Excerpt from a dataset
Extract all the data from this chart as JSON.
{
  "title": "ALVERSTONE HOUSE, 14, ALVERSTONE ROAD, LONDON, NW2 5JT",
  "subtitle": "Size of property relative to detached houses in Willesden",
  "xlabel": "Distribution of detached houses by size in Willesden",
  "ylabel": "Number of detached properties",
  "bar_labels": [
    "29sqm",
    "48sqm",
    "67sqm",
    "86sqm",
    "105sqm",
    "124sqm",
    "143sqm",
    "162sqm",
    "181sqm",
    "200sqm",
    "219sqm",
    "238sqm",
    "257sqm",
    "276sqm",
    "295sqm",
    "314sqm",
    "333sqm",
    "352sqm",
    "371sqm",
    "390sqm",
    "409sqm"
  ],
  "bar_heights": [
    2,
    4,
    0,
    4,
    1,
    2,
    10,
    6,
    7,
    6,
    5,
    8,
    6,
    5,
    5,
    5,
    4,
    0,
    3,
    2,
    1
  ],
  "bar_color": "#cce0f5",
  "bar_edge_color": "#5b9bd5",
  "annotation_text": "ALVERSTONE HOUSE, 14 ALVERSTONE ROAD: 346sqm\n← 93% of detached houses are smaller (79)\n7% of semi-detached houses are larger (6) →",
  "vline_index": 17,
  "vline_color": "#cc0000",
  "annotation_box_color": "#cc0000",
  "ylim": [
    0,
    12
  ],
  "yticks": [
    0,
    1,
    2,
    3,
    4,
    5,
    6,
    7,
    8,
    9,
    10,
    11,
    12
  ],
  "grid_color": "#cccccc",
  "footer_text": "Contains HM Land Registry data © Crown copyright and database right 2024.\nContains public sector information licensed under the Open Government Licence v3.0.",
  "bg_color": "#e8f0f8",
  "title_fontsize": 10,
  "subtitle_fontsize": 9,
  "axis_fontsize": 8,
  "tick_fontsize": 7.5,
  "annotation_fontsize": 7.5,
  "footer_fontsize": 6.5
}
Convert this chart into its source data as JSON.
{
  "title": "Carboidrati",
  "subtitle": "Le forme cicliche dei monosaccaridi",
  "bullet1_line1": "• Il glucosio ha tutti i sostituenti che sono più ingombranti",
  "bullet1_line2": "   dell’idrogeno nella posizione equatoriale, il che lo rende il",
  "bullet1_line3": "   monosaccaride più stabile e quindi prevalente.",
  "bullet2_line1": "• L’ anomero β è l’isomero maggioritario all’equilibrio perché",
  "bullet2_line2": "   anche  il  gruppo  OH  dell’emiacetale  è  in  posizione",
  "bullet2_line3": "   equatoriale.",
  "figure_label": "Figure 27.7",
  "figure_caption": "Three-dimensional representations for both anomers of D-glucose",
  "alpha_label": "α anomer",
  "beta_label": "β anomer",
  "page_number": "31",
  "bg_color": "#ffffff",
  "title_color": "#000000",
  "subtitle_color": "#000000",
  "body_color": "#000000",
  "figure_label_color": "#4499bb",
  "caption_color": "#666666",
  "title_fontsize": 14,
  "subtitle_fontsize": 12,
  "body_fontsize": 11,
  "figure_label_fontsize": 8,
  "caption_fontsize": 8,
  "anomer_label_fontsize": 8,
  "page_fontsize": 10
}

▸ **Stated goal**: Find each line holding the word "posizione" and copy it.

▸ **Final answer**:
  "bullet1_line2": "   dell’idrogeno nella posizione equatoriale, il che lo rende il",
  "bullet2_line2": "   anche  il  gruppo  OH  dell’emiacetale  è  in  posizione",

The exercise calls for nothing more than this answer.